Give the material once more, word for word, without any images.

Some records
[start]

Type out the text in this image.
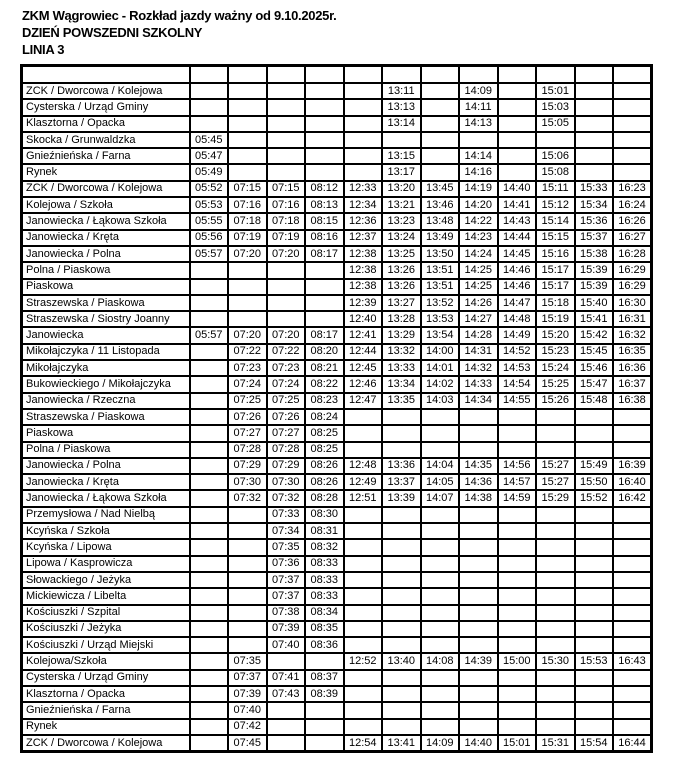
ZKM Wągrowiec - Rozkład jazdy ważny od 9.10.2025r.
DZIEŃ POWSZEDNI SZKOLNY
LINIA 3

ZCK / Dworcowa / Kolejowa						13:11		14:09		15:01		
Cysterska / Urząd Gminy						13:13		14:11		15:03		
Klasztorna / Opacka						13:14		14:13		15:05		
Skocka / Grunwaldzka	05:45											
Gnieźnieńska / Farna	05:47					13:15		14:14		15:06		
Rynek	05:49					13:17		14:16		15:08		
ZCK / Dworcowa / Kolejowa	05:52	07:15	07:15	08:12	12:33	13:20	13:45	14:19	14:40	15:11	15:33	16:23
Kolejowa / Szkoła	05:53	07:16	07:16	08:13	12:34	13:21	13:46	14:20	14:41	15:12	15:34	16:24
Janowiecka / Łąkowa Szkoła	05:55	07:18	07:18	08:15	12:36	13:23	13:48	14:22	14:43	15:14	15:36	16:26
Janowiecka / Kręta	05:56	07:19	07:19	08:16	12:37	13:24	13:49	14:23	14:44	15:15	15:37	16:27
Janowiecka / Polna	05:57	07:20	07:20	08:17	12:38	13:25	13:50	14:24	14:45	15:16	15:38	16:28
Polna / Piaskowa					12:38	13:26	13:51	14:25	14:46	15:17	15:39	16:29
Piaskowa					12:38	13:26	13:51	14:25	14:46	15:17	15:39	16:29
Straszewska / Piaskowa					12:39	13:27	13:52	14:26	14:47	15:18	15:40	16:30
Straszewska / Siostry Joanny					12:40	13:28	13:53	14:27	14:48	15:19	15:41	16:31
Janowiecka	05:57	07:20	07:20	08:17	12:41	13:29	13:54	14:28	14:49	15:20	15:42	16:32
Mikołajczyka / 11 Listopada		07:22	07:22	08:20	12:44	13:32	14:00	14:31	14:52	15:23	15:45	16:35
Mikołajczyka		07:23	07:23	08:21	12:45	13:33	14:01	14:32	14:53	15:24	15:46	16:36
Bukowieckiego / Mikołajczyka		07:24	07:24	08:22	12:46	13:34	14:02	14:33	14:54	15:25	15:47	16:37
Janowiecka / Rzeczna		07:25	07:25	08:23	12:47	13:35	14:03	14:34	14:55	15:26	15:48	16:38
Straszewska / Piaskowa		07:26	07:26	08:24								
Piaskowa		07:27	07:27	08:25								
Polna / Piaskowa		07:28	07:28	08:25								
Janowiecka / Polna		07:29	07:29	08:26	12:48	13:36	14:04	14:35	14:56	15:27	15:49	16:39
Janowiecka / Kręta		07:30	07:30	08:26	12:49	13:37	14:05	14:36	14:57	15:27	15:50	16:40
Janowiecka / Łąkowa Szkoła		07:32	07:32	08:28	12:51	13:39	14:07	14:38	14:59	15:29	15:52	16:42
Przemysłowa / Nad Nielbą			07:33	08:30								
Kcyńska / Szkoła			07:34	08:31								
Kcyńska / Lipowa			07:35	08:32								
Lipowa / Kasprowicza			07:36	08:33								
Słowackiego / Jeżyka			07:37	08:33								
Mickiewicza / Libelta			07:37	08:33								
Kościuszki / Szpital			07:38	08:34								
Kościuszki / Jeżyka			07:39	08:35								
Kościuszki / Urząd Miejski			07:40	08:36								
Kolejowa/Szkoła		07:35			12:52	13:40	14:08	14:39	15:00	15:30	15:53	16:43
Cysterska / Urząd Gminy		07:37	07:41	08:37								
Klasztorna / Opacka		07:39	07:43	08:39								
Gnieźnieńska / Farna		07:40										
Rynek		07:42										
ZCK / Dworcowa / Kolejowa		07:45			12:54	13:41	14:09	14:40	15:01	15:31	15:54	16:44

[end]

Answer for the task.
Type out the text in this image.
ZKM Wągrowiec - Rozkład jazdy ważny od 9.10.2025r.
DZIEŃ POWSZEDNI SZKOLNY
LINIA 3

ZCK / Dworcowa / Kolejowa						13:11		14:09		15:01		
Cysterska / Urząd Gminy						13:13		14:11		15:03		
Klasztorna / Opacka						13:14		14:13		15:05		
Skocka / Grunwaldzka	05:45											
Gnieźnieńska / Farna	05:47					13:15		14:14		15:06		
Rynek	05:49					13:17		14:16		15:08		
ZCK / Dworcowa / Kolejowa	05:52	07:15	07:15	08:12	12:33	13:20	13:45	14:19	14:40	15:11	15:33	16:23
Kolejowa / Szkoła	05:53	07:16	07:16	08:13	12:34	13:21	13:46	14:20	14:41	15:12	15:34	16:24
Janowiecka / Łąkowa Szkoła	05:55	07:18	07:18	08:15	12:36	13:23	13:48	14:22	14:43	15:14	15:36	16:26
Janowiecka / Kręta	05:56	07:19	07:19	08:16	12:37	13:24	13:49	14:23	14:44	15:15	15:37	16:27
Janowiecka / Polna	05:57	07:20	07:20	08:17	12:38	13:25	13:50	14:24	14:45	15:16	15:38	16:28
Polna / Piaskowa					12:38	13:26	13:51	14:25	14:46	15:17	15:39	16:29
Piaskowa					12:38	13:26	13:51	14:25	14:46	15:17	15:39	16:29
Straszewska / Piaskowa					12:39	13:27	13:52	14:26	14:47	15:18	15:40	16:30
Straszewska / Siostry Joanny					12:40	13:28	13:53	14:27	14:48	15:19	15:41	16:31
Janowiecka	05:57	07:20	07:20	08:17	12:41	13:29	13:54	14:28	14:49	15:20	15:42	16:32
Mikołajczyka / 11 Listopada		07:22	07:22	08:20	12:44	13:32	14:00	14:31	14:52	15:23	15:45	16:35
Mikołajczyka		07:23	07:23	08:21	12:45	13:33	14:01	14:32	14:53	15:24	15:46	16:36
Bukowieckiego / Mikołajczyka		07:24	07:24	08:22	12:46	13:34	14:02	14:33	14:54	15:25	15:47	16:37
Janowiecka / Rzeczna		07:25	07:25	08:23	12:47	13:35	14:03	14:34	14:55	15:26	15:48	16:38
Straszewska / Piaskowa		07:26	07:26	08:24								
Piaskowa		07:27	07:27	08:25								
Polna / Piaskowa		07:28	07:28	08:25								
Janowiecka / Polna		07:29	07:29	08:26	12:48	13:36	14:04	14:35	14:56	15:27	15:49	16:39
Janowiecka / Kręta		07:30	07:30	08:26	12:49	13:37	14:05	14:36	14:57	15:27	15:50	16:40
Janowiecka / Łąkowa Szkoła		07:32	07:32	08:28	12:51	13:39	14:07	14:38	14:59	15:29	15:52	16:42
Przemysłowa / Nad Nielbą			07:33	08:30								
Kcyńska / Szkoła			07:34	08:31								
Kcyńska / Lipowa			07:35	08:32								
Lipowa / Kasprowicza			07:36	08:33								
Słowackiego / Jeżyka			07:37	08:33								
Mickiewicza / Libelta			07:37	08:33								
Kościuszki / Szpital			07:38	08:34								
Kościuszki / Jeżyka			07:39	08:35								
Kościuszki / Urząd Miejski			07:40	08:36								
Kolejowa/Szkoła		07:35			12:52	13:40	14:08	14:39	15:00	15:30	15:53	16:43
Cysterska / Urząd Gminy		07:37	07:41	08:37								
Klasztorna / Opacka		07:39	07:43	08:39								
Gnieźnieńska / Farna		07:40										
Rynek		07:42										
ZCK / Dworcowa / Kolejowa		07:45			12:54	13:41	14:09	14:40	15:01	15:31	15:54	16:44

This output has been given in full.